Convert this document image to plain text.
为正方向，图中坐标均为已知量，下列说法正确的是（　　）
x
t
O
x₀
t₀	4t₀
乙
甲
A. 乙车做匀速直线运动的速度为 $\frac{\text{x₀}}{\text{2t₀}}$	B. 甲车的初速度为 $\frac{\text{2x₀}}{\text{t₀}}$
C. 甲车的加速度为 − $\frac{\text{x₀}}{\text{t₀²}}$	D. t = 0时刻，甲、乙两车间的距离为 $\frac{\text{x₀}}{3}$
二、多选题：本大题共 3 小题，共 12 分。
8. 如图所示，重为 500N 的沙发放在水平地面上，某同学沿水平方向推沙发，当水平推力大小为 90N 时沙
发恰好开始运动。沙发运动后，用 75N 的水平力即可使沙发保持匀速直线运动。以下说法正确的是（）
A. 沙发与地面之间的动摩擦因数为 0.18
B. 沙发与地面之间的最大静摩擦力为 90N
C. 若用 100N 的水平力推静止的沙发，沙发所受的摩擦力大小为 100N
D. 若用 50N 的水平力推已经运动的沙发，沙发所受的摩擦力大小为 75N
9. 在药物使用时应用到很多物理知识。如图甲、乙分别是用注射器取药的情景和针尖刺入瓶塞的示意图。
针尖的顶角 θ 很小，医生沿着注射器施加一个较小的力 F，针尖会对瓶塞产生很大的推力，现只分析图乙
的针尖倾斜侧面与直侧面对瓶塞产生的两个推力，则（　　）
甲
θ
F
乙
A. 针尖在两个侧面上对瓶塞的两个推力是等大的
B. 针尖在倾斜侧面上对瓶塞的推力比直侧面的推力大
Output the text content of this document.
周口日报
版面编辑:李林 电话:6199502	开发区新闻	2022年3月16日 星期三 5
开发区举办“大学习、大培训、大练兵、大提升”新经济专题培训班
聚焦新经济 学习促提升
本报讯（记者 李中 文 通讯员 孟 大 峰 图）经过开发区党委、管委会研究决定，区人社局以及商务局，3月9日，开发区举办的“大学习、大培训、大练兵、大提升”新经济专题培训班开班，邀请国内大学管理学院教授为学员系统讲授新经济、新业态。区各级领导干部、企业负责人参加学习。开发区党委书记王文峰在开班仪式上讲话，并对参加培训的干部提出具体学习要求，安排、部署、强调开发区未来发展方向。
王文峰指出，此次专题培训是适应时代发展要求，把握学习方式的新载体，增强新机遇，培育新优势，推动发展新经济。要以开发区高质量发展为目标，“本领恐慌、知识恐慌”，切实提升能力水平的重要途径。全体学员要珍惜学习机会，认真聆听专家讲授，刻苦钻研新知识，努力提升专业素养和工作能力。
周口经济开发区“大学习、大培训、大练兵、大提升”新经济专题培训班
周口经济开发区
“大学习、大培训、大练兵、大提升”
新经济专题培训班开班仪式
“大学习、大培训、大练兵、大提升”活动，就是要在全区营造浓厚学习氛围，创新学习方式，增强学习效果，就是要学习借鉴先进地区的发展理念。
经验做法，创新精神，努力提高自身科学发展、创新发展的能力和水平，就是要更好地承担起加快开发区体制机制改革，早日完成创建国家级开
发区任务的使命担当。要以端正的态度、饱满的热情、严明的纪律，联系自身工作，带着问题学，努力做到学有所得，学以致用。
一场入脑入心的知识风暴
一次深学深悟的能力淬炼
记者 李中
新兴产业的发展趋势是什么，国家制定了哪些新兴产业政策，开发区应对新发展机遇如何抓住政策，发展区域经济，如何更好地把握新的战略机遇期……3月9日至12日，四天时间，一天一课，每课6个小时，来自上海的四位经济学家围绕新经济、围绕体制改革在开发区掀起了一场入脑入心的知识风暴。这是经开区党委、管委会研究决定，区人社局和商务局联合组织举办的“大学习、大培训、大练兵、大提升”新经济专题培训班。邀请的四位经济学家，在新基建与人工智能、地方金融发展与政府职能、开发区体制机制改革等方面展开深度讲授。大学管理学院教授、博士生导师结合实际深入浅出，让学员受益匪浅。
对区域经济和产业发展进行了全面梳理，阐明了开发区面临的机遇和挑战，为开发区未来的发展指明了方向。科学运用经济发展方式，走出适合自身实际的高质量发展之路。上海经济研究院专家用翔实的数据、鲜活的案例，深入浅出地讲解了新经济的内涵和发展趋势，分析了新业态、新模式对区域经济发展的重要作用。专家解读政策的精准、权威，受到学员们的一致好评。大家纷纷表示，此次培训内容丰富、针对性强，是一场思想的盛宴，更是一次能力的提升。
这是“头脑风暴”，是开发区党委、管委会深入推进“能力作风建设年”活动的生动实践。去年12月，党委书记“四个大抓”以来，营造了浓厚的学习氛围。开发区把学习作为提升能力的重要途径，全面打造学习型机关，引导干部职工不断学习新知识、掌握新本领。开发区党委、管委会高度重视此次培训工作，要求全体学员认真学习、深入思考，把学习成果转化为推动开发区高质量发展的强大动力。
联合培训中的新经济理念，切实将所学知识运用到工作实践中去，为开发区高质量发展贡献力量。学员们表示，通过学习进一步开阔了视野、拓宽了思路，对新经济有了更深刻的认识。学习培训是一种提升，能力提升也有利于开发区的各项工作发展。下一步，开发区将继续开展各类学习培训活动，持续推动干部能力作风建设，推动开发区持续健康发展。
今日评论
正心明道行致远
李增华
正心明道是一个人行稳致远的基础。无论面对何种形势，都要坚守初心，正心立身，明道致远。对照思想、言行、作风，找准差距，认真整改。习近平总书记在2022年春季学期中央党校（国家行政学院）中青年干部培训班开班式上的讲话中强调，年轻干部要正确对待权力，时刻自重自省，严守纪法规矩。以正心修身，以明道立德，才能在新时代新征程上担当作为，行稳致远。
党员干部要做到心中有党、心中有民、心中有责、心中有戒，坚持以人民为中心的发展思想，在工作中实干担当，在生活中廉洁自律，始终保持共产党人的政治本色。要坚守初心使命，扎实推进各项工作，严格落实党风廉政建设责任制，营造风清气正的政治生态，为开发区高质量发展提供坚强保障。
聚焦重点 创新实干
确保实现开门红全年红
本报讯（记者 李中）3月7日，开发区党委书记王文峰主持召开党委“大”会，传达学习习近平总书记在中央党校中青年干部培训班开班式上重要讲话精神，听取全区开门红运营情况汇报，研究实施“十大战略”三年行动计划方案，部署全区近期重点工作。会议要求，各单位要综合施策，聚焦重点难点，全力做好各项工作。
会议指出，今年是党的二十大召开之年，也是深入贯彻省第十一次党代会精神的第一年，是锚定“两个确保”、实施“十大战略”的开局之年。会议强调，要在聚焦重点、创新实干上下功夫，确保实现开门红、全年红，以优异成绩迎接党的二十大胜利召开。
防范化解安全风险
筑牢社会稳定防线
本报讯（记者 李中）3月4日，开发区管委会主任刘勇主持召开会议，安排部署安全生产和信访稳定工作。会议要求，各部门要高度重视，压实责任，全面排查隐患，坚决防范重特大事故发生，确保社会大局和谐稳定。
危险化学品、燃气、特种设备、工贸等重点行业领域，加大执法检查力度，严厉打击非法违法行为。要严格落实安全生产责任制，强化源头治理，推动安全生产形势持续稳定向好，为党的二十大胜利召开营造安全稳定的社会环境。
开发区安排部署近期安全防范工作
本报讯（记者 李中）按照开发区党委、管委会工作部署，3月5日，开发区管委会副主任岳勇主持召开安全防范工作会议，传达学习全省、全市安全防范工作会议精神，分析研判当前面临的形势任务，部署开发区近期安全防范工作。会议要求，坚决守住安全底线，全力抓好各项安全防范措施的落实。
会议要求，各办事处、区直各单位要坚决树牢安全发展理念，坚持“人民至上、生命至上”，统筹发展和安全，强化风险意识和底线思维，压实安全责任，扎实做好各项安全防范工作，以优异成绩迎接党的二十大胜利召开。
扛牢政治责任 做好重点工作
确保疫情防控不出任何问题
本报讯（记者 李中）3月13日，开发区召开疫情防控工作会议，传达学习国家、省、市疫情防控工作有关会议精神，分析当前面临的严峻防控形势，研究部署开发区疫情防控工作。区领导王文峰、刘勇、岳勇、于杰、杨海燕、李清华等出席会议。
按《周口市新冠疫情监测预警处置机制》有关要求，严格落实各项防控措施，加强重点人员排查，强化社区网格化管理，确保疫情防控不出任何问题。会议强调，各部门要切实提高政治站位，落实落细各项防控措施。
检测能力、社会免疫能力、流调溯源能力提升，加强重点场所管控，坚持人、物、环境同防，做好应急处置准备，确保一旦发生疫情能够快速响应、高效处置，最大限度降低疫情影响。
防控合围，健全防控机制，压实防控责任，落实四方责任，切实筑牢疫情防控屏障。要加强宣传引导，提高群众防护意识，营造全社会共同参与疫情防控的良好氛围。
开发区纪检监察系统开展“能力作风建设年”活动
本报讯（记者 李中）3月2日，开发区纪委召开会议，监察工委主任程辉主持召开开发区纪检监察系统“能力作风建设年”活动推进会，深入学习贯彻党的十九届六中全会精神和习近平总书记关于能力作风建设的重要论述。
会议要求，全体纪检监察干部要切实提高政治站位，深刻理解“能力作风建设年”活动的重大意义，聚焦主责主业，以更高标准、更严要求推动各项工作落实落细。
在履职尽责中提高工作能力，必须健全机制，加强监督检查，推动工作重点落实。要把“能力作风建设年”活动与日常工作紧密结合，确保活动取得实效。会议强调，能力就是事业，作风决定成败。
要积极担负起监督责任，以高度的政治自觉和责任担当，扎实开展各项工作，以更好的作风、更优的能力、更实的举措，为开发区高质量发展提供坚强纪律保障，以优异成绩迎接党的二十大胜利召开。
_ _ _ _ _ _ _
Determine how many lines in the data above contain the string "确保疫情防控不出任何问题". Give nothing except the number.

2